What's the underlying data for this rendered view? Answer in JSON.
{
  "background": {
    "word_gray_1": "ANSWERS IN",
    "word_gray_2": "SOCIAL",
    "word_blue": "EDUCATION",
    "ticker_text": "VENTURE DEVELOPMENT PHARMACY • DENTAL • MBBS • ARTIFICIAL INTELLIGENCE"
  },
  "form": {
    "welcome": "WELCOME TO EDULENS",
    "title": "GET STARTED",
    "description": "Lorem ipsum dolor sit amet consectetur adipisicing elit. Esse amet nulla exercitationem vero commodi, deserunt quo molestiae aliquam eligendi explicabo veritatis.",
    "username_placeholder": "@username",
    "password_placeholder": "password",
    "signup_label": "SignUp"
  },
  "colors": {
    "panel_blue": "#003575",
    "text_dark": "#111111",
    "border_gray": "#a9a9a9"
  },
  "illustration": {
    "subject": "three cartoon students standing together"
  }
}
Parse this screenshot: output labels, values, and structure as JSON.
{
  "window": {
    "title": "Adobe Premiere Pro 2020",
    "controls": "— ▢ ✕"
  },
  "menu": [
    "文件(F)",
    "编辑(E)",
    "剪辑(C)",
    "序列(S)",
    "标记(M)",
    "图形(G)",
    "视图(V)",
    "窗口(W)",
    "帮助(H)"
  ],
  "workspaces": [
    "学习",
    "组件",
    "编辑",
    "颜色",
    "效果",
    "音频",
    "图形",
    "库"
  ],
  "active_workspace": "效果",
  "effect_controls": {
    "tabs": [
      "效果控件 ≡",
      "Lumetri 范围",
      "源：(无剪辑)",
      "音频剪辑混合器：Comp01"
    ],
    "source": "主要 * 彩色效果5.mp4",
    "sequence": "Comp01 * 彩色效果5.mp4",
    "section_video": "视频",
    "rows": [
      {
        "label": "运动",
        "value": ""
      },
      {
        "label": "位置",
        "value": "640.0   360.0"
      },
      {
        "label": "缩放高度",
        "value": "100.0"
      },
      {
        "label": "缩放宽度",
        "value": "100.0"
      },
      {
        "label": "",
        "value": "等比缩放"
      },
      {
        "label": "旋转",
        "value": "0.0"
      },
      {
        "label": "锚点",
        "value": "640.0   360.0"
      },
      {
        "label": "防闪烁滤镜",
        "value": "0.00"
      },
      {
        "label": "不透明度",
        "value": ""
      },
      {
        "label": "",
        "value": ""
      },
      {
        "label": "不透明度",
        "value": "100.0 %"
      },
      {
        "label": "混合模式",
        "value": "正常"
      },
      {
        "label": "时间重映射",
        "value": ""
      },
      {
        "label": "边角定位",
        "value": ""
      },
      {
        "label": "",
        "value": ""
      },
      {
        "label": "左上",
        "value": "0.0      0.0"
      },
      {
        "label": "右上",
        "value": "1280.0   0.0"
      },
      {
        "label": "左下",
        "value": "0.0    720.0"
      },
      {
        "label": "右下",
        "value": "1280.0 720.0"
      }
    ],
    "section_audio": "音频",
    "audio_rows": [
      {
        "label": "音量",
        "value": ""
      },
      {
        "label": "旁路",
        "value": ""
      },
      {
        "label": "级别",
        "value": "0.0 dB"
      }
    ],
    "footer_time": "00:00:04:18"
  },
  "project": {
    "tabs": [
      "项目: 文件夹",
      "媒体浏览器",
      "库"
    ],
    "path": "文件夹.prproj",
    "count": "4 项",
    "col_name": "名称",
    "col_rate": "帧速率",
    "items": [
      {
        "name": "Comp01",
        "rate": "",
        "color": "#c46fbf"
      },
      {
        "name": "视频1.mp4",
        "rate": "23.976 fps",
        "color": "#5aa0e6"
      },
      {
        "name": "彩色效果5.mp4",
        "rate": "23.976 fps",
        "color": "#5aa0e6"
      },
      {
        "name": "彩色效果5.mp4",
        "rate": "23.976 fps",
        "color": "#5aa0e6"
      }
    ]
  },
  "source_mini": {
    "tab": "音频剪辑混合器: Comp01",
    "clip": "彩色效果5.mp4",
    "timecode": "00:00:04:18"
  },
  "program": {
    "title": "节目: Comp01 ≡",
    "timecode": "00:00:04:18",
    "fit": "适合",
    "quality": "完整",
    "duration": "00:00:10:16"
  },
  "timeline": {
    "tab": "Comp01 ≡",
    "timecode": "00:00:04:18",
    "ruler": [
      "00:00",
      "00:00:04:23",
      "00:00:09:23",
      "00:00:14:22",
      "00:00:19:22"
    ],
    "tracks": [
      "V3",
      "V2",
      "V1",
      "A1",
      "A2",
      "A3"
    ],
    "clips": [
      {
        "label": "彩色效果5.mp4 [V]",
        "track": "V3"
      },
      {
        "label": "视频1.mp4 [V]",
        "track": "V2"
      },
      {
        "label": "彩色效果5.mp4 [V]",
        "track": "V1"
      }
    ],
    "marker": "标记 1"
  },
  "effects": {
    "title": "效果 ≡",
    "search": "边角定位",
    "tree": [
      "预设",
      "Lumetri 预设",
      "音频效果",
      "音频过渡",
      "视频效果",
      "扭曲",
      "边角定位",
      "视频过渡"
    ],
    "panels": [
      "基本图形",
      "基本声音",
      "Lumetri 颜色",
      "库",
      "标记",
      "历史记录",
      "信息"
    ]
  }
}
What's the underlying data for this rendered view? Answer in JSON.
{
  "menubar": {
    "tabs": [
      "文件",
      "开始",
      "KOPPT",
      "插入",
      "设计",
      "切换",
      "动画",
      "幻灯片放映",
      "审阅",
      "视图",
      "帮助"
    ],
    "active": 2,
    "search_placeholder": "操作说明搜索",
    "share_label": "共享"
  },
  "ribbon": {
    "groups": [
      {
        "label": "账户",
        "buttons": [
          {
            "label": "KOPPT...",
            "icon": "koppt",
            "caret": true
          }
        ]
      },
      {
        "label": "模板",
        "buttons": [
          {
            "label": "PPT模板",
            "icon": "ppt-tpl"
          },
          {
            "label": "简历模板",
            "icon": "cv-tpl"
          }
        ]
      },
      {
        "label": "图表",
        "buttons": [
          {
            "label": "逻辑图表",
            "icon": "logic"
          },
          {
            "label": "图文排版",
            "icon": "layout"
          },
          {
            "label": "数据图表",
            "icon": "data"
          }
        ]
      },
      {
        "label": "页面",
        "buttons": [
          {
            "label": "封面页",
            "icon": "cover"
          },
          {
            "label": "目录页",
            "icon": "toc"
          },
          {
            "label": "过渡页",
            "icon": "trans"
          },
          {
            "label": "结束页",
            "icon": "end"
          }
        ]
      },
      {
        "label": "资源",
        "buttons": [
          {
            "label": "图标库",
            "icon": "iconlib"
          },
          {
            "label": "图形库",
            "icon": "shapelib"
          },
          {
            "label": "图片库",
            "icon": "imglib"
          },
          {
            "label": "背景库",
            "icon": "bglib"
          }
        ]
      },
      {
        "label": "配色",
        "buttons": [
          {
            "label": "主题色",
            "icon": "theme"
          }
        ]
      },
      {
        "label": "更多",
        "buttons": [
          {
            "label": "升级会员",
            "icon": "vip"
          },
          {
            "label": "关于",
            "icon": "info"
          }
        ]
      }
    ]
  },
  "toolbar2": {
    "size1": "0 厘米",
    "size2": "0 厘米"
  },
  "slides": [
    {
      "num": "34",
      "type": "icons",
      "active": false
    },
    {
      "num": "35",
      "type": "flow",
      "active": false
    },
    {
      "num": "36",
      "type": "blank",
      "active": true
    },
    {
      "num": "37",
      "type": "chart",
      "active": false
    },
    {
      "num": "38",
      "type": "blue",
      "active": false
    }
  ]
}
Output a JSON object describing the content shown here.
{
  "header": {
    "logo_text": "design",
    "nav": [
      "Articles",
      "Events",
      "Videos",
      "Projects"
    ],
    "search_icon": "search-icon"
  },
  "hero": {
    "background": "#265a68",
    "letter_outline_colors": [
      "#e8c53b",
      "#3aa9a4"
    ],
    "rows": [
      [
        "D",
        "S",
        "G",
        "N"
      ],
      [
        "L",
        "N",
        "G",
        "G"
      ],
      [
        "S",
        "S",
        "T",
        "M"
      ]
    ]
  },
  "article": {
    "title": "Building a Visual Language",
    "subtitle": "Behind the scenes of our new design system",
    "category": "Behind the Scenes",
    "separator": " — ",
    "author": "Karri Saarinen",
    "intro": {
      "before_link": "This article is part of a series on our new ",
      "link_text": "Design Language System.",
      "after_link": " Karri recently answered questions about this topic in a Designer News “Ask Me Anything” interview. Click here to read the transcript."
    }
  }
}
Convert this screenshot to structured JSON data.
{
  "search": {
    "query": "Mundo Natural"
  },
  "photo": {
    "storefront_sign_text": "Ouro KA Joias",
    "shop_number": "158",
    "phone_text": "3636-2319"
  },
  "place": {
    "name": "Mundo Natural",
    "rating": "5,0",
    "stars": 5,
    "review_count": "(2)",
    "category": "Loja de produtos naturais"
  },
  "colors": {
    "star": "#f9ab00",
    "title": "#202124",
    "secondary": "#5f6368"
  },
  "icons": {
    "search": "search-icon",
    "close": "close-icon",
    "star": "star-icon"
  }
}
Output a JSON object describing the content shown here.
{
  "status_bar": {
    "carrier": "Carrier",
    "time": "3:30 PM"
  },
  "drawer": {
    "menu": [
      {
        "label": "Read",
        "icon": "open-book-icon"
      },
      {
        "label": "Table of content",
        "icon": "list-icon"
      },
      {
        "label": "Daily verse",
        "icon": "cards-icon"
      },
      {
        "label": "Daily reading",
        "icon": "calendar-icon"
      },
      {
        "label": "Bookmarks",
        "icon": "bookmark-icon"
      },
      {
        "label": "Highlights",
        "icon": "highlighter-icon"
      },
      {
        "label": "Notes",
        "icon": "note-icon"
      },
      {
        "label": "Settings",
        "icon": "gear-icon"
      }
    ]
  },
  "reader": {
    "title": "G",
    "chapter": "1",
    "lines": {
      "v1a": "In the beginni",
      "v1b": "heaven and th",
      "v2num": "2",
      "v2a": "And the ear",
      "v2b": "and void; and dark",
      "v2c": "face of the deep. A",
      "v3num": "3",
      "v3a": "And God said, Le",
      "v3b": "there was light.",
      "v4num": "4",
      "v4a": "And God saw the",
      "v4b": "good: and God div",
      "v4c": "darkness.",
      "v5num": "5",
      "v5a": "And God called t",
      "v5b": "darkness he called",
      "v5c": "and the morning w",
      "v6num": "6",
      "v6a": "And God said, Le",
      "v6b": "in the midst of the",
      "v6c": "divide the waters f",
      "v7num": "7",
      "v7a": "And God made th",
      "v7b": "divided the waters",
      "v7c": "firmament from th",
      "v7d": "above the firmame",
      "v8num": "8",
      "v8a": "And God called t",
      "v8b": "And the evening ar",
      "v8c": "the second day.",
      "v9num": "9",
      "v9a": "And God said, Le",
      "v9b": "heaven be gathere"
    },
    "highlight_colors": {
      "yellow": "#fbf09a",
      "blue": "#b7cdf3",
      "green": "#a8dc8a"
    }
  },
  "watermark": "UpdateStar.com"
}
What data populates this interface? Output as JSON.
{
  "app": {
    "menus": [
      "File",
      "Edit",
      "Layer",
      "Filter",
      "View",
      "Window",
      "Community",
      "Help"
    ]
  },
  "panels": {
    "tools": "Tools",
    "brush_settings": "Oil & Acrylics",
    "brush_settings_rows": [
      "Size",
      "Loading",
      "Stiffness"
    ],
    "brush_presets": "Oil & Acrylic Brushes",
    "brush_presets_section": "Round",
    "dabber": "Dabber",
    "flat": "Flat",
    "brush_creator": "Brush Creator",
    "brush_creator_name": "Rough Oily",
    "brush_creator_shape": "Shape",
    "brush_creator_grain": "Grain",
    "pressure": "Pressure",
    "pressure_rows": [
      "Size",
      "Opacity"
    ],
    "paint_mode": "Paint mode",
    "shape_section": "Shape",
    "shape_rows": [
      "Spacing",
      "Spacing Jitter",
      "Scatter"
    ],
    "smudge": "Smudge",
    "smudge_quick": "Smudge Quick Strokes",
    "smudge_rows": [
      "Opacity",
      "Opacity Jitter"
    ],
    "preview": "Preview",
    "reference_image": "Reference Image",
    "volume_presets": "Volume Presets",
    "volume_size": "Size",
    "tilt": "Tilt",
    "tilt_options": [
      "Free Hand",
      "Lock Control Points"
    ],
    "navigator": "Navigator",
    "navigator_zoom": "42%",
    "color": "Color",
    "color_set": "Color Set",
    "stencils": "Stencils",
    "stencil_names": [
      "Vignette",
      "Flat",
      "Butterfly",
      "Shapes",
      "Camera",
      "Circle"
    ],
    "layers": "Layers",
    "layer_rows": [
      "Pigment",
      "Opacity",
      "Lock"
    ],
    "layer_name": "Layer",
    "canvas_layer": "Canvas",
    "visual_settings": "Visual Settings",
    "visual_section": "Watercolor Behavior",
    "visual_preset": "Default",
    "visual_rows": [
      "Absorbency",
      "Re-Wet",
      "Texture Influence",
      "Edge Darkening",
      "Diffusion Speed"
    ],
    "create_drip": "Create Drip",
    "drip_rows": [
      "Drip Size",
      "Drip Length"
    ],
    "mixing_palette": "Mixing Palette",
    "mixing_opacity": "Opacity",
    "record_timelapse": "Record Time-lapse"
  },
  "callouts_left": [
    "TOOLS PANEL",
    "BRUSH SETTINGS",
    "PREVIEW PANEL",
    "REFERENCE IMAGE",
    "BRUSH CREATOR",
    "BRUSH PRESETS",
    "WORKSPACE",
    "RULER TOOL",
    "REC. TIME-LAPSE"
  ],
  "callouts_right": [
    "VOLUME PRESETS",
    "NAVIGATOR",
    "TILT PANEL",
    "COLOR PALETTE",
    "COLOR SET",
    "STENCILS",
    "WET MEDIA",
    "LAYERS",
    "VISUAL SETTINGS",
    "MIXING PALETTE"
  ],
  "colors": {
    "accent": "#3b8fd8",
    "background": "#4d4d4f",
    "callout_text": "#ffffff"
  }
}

◆ ◆ ◆ ◆ ◆

**What you have to do**: Where a line in the entries holds the word "screenshot", copy that line.

**Solved problem**:
Parse this screenshot: output labels, values, and structure as JSON.
Convert this screenshot to structured JSON data.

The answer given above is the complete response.